LISTING
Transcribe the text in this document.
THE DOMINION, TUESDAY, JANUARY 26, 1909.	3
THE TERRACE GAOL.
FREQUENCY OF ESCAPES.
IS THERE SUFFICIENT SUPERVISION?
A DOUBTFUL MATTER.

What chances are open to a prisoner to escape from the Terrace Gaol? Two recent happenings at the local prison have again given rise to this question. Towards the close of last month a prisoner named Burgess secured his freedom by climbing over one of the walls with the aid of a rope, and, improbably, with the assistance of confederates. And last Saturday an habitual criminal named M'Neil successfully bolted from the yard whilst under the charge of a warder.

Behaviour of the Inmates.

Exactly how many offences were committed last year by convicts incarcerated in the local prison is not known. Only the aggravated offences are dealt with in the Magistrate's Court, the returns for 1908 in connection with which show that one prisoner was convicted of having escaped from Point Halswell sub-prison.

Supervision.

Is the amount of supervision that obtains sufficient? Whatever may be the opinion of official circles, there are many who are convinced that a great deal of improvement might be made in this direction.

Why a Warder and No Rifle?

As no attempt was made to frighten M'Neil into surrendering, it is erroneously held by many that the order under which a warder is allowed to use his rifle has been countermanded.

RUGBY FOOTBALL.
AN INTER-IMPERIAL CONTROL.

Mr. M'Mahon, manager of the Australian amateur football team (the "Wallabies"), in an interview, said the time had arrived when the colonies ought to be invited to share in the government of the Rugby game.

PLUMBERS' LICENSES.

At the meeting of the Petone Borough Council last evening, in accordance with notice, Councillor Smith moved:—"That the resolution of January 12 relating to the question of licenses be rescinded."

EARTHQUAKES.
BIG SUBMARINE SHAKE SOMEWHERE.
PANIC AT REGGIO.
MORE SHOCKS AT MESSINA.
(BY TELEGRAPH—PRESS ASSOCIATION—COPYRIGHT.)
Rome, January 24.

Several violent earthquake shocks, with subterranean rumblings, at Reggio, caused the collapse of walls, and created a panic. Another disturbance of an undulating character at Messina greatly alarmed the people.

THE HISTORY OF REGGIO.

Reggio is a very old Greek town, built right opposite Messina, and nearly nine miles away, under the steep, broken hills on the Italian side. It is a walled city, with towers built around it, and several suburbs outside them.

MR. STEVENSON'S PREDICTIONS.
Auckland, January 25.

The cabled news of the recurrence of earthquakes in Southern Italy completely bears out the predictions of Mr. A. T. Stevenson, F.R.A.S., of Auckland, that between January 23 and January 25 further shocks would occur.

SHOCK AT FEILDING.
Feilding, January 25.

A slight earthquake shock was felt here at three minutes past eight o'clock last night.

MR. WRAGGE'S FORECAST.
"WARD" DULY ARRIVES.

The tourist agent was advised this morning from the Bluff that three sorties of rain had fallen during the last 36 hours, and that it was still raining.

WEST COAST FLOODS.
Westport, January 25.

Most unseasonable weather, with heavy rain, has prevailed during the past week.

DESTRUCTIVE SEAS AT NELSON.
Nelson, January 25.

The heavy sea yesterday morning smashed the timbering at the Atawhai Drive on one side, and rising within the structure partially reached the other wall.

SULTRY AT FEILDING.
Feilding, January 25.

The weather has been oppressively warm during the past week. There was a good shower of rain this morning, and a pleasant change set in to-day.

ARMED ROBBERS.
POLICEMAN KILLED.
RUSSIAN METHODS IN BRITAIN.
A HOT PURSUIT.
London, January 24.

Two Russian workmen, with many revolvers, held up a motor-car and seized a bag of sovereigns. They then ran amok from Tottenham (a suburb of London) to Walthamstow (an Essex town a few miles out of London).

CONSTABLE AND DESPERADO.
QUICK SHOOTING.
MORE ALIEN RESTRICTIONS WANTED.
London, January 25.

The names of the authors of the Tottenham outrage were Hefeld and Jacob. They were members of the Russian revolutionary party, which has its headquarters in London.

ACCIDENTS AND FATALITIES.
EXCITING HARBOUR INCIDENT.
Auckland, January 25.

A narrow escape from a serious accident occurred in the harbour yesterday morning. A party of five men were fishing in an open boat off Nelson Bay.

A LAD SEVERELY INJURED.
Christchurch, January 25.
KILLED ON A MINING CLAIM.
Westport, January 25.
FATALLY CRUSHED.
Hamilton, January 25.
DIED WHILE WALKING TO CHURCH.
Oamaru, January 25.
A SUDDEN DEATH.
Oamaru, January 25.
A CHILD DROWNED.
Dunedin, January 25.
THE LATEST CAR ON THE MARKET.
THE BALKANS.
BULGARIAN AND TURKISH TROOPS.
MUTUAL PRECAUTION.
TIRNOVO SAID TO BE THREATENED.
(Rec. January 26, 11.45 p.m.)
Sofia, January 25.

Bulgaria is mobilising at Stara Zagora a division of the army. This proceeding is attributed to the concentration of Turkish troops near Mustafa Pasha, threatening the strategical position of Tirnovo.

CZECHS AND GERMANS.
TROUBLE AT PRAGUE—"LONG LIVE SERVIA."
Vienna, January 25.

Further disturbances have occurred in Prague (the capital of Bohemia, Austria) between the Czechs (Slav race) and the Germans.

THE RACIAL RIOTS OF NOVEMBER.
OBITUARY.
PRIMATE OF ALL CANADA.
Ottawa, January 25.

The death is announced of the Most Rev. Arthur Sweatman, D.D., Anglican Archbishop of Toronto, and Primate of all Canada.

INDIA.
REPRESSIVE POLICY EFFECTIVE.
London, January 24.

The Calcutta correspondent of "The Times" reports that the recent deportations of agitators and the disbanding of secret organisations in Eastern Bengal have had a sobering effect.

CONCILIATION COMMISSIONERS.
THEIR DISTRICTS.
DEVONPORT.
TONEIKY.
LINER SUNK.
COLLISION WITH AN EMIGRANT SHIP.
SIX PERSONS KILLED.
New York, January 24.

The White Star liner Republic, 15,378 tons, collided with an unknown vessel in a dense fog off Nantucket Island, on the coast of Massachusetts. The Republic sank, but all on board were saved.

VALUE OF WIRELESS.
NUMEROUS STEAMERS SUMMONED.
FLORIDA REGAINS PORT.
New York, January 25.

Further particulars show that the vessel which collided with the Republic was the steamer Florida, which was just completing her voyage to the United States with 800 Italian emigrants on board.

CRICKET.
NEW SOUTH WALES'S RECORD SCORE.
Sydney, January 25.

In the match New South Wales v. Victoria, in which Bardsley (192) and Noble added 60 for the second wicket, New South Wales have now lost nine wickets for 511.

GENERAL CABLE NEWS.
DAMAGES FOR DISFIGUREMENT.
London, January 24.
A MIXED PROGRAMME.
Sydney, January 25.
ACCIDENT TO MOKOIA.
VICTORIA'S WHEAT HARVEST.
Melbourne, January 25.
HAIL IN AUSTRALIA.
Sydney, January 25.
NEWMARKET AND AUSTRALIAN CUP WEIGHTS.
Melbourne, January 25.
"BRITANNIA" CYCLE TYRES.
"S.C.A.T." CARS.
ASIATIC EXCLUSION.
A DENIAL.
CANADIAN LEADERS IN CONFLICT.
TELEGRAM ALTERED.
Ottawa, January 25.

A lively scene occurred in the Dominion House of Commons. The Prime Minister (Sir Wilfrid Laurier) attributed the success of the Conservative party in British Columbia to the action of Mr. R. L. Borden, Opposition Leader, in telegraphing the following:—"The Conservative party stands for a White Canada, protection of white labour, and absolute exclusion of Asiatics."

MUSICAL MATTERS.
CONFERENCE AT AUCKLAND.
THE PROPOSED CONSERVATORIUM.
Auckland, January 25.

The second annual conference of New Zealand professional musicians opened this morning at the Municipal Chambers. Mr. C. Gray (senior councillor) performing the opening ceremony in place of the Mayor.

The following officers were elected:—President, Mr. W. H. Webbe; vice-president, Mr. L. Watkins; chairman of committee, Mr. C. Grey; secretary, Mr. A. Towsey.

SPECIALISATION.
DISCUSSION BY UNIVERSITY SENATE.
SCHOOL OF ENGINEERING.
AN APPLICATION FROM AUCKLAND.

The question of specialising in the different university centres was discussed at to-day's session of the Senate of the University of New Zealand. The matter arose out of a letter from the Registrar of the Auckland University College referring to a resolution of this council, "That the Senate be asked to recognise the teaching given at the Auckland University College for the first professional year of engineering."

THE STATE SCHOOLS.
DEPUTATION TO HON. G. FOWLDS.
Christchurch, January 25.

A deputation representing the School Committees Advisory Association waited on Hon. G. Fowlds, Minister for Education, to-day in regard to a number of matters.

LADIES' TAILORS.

INSTRUCTION
In the entries above, count every line containing the word "held". Write only the total.

COMPLETE OUTPUT
2